Anac vai
'apurar o tipo de transporte que estava sendo realizado'; RQ Helicópteros
apenas podia vender 'serviços aéreos'
A empresa
proprietária do helicóptero que caiu nesta segunda-feira, 11, em São Paulo, não
tinha autorização para realizar transporte de passageiros remunerado. Em 2018,
a RQ Helicópteros foi multada em R$ 8 mil por um processo aberto em 2011 pela
Agência Nacional de Aviação Civil (Anac).
O piloto
Ronaldo Quattrucci, vítima da queda da aeronave ao lado do jornalista Ricardo
Boechat, era sócio-proprietário da empresa, sediada em Santana de Parnaíba, na
região metropolitana.
Após a
queda desta segunda-feira, a Anac abrirá um procedimento administrativo para
"apurar o tipo de transporte que estava sendo realizado no momento do
acidente". "A empresa possui autorização da ANAC para prestar
Serviços Aéreos Especializados (SAE), que incluem aerofotografia, aeroreportagem,
aerofilmagem, entre outros do mesmo ramo. (...). Qualquer outra atividade
remunerada fora das mencionadas não poderia ser prestada", diz em nota.

[Dados armazenados]
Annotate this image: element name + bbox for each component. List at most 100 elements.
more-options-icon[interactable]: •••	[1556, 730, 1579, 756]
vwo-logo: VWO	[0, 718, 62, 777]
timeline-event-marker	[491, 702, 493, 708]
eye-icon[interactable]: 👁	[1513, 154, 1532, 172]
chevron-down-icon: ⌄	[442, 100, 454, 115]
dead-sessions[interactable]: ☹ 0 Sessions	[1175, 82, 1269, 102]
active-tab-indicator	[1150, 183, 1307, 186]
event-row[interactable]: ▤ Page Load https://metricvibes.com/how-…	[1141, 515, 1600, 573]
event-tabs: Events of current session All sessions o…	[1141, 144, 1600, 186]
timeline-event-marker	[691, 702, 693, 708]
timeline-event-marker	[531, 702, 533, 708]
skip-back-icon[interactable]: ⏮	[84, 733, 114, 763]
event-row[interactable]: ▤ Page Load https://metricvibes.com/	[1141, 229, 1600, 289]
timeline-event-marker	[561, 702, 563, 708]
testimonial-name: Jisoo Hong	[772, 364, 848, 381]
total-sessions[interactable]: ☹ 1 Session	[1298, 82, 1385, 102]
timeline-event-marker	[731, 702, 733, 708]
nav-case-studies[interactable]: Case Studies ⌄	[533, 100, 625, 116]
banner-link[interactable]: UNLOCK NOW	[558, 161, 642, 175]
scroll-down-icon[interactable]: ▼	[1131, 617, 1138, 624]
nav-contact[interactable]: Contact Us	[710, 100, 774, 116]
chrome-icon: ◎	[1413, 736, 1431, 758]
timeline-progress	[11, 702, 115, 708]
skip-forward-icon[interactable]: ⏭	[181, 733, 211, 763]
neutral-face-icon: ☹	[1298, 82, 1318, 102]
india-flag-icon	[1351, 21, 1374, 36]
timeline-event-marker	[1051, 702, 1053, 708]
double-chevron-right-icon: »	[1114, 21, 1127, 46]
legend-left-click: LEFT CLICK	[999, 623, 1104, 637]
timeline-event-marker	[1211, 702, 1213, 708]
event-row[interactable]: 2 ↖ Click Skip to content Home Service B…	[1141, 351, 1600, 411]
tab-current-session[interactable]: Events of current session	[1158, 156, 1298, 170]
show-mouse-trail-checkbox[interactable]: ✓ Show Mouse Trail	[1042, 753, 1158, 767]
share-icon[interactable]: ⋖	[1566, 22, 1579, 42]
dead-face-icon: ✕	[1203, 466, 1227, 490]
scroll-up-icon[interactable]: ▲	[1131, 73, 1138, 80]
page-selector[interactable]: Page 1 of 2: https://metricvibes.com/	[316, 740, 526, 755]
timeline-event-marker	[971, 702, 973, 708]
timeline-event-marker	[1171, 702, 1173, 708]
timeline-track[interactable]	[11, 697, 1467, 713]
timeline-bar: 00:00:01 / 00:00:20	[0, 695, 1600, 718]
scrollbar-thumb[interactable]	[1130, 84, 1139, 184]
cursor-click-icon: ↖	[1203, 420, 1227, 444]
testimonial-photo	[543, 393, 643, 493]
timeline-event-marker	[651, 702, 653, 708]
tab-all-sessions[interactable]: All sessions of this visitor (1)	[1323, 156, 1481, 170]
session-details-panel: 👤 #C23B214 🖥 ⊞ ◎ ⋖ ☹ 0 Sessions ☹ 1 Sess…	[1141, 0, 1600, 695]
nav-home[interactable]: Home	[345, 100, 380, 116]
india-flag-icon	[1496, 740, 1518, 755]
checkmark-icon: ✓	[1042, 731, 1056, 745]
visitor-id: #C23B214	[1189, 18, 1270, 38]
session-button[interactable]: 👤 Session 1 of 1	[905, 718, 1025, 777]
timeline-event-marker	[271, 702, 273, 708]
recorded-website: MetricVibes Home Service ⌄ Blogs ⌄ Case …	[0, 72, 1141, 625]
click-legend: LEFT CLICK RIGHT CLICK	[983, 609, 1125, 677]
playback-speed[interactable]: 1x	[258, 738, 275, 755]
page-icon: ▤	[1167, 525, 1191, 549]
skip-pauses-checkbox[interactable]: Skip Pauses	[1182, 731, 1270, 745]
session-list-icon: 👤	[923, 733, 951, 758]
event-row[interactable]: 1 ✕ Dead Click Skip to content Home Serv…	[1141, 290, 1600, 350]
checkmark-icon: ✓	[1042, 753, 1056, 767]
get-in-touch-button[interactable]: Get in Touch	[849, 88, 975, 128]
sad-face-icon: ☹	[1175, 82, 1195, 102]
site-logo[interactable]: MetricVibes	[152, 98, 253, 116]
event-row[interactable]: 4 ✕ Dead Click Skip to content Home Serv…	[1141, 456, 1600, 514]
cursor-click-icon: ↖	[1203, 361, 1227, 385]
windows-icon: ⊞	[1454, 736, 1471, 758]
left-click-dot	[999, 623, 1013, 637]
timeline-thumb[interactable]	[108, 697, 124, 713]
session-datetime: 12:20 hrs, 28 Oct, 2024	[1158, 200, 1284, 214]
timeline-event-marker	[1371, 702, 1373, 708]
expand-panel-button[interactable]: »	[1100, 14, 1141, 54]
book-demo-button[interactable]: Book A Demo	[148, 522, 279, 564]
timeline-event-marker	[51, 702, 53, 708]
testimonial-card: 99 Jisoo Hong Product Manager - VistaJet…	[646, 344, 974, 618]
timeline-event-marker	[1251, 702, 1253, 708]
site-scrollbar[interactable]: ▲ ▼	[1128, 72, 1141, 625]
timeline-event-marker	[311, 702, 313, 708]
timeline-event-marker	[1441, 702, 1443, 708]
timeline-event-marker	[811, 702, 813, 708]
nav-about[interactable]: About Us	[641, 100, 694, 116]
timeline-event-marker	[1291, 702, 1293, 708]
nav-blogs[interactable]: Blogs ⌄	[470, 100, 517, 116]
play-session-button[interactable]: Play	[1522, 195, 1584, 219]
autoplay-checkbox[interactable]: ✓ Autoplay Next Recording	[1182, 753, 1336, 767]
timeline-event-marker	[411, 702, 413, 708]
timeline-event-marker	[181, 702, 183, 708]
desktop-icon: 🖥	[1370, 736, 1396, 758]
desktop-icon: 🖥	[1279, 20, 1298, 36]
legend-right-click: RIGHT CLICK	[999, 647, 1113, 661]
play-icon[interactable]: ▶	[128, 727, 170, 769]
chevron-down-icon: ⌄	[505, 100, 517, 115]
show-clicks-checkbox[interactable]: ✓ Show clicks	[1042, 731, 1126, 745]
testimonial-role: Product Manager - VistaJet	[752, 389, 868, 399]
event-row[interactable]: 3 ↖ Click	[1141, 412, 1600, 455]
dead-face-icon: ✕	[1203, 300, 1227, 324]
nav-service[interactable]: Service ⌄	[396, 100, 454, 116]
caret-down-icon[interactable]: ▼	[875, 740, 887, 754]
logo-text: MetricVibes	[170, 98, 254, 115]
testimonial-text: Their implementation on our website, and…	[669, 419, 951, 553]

▸ Tarefas
**A.** Segundo a notícia sobre a queda do helicóptero, de quanto foi a multa aplicada à RQ Helicópteros em 2018?
**B.** As afirmações abaixo estão de acordo com a notícia sobre a queda do helicóptero? Responda sim ou não a cada uma e cite as palavras da notícia que decidem.
(i) A RQ Helicópteros tinha sede em Santana de Parnaíba.
(ii) Ronaldo Quattrucci era apenas um funcionário contratado da empresa.
(iii) A empresa tinha autorização para transportar passageiros mediante pagamento.
**C.** Dê continuidade à notícia sobre a queda do helicóptero, começando logo após a última frase apresentada.

▸ Respostas
**A.** R$ 8 mil.

**B.**
(i) Sim: "sediada em Santana de Parnaíba".
(ii) Não: "era sócio-proprietário da empresa".
(iii) Não: "não tinha autorização para realizar transporte de passageiros remunerado".

**C.**
O processo
foi aberto por "promoção de propaganda irregular de serviços de voos
panorâmicos remunerados" em um site, embora fosse autorizada apenas para
realizar "serviços aéreos de aerofotografia, aeroreportagem e
aerocinematografia". Mesmo a decisão, a empresa continua anunciando os
serviços de táxi aéreo e voos panorâmicos em seu site.
Além disso,
o processo relata que uma das aeronaves da empresa foi flagrada realizando voos
panorâmicos "utilizando aeronave inadequada e sem autorização da
autoridade de aviação civil" . "A RQ Serviços Aéreos Ltda não é uma
empresa certificada e autorizada a realizar serviços aéreos de transporte de
passageiros", diz a decisão.
O Estado tentou entrar em
contato com a RQ Helicópteros, mas não obteve retorno.